| Written exercise |
Set out every line bearing the string "Corporate".

Items listed in a dataset
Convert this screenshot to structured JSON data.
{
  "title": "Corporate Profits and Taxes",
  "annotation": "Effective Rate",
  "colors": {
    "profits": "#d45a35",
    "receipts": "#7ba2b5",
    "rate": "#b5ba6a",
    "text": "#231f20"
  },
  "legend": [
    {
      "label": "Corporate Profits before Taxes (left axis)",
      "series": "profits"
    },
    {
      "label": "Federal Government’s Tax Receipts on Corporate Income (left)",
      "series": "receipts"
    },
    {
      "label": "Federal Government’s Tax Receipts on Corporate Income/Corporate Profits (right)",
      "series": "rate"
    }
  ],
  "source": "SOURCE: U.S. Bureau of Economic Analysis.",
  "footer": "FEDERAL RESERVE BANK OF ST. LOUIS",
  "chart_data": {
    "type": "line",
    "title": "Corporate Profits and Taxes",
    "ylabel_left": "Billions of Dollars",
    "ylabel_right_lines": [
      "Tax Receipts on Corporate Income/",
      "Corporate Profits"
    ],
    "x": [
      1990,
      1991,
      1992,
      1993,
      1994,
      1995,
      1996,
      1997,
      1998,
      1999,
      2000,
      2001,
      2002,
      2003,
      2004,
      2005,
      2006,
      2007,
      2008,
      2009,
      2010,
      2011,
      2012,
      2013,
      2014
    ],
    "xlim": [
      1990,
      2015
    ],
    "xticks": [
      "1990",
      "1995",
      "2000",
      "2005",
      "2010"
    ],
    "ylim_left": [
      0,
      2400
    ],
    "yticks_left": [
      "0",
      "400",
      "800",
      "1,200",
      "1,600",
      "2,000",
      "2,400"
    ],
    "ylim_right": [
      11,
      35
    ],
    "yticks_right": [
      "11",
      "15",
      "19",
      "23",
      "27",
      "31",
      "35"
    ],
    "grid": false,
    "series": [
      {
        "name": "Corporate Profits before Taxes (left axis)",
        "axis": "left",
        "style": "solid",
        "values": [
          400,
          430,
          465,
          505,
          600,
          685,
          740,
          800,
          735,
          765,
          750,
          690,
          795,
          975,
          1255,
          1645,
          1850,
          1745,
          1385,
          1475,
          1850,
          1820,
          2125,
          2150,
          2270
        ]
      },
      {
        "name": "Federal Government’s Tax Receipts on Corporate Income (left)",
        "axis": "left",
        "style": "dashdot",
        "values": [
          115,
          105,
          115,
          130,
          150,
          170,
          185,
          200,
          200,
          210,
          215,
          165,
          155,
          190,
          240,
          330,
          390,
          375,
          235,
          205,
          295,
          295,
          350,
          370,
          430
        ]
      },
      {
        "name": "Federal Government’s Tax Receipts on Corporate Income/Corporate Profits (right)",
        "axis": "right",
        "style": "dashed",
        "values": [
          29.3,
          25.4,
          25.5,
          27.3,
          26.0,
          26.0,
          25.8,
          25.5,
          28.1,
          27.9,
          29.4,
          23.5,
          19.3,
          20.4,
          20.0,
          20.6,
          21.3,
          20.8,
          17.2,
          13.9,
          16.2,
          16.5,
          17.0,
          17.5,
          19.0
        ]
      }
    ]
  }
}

| Exercise solution |
  "title": "Corporate Profits and Taxes",
      "label": "Corporate Profits before Taxes (left axis)",
      "label": "Federal Government’s Tax Receipts on Corporate Income (left)",
      "label": "Federal Government’s Tax Receipts on Corporate Income/Corporate Profits (right)",
    "title": "Corporate Profits and Taxes",
      "Tax Receipts on Corporate Income/",
      "Corporate Profits"
        "name": "Corporate Profits before Taxes (left axis)",
        "name": "Federal Government’s Tax Receipts on Corporate Income (left)",
        "name": "Federal Government’s Tax Receipts on Corporate Income/Corporate Profits (right)",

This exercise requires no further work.